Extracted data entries
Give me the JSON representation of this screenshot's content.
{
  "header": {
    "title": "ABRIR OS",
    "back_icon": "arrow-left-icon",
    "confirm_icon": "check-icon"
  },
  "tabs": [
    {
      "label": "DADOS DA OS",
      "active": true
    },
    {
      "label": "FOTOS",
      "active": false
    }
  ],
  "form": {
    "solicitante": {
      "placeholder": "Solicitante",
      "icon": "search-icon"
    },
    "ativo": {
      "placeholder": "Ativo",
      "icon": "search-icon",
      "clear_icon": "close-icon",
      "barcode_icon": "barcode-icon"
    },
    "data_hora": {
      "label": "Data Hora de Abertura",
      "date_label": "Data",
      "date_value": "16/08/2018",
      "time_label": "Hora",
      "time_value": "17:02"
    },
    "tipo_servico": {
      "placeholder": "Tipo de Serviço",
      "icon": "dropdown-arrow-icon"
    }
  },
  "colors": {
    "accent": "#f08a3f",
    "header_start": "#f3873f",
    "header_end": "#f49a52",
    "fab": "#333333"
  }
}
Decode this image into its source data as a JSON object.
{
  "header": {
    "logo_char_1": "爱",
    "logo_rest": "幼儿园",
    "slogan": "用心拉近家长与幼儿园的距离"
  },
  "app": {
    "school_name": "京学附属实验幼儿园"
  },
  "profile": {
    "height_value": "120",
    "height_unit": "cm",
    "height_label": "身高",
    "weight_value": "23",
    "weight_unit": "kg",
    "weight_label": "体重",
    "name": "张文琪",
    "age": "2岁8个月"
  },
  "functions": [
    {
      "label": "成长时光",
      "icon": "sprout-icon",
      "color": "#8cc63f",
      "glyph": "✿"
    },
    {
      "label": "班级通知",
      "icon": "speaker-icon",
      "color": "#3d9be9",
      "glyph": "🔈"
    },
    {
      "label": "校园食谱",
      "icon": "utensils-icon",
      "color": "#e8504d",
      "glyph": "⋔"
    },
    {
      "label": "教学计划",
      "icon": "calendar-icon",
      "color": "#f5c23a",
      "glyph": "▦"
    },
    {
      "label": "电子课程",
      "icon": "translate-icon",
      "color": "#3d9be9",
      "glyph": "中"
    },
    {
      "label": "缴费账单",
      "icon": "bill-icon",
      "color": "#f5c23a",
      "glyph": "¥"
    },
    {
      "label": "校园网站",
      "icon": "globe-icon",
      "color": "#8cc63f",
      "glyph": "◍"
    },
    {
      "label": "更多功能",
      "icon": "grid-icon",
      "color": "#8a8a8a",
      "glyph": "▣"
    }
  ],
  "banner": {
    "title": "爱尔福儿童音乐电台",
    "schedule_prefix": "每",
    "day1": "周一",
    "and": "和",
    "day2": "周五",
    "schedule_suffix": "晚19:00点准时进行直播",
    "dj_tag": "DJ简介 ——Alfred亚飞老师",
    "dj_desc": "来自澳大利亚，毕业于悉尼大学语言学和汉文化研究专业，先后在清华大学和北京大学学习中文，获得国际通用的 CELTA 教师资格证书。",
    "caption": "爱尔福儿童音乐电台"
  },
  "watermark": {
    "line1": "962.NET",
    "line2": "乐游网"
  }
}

# SHORT TASK
Within the listing above, copy each line that has the string "this".

# EXERCISE RESPONSE
Give me the JSON representation of this screenshot's content.
Decode this image into its source data as a JSON object.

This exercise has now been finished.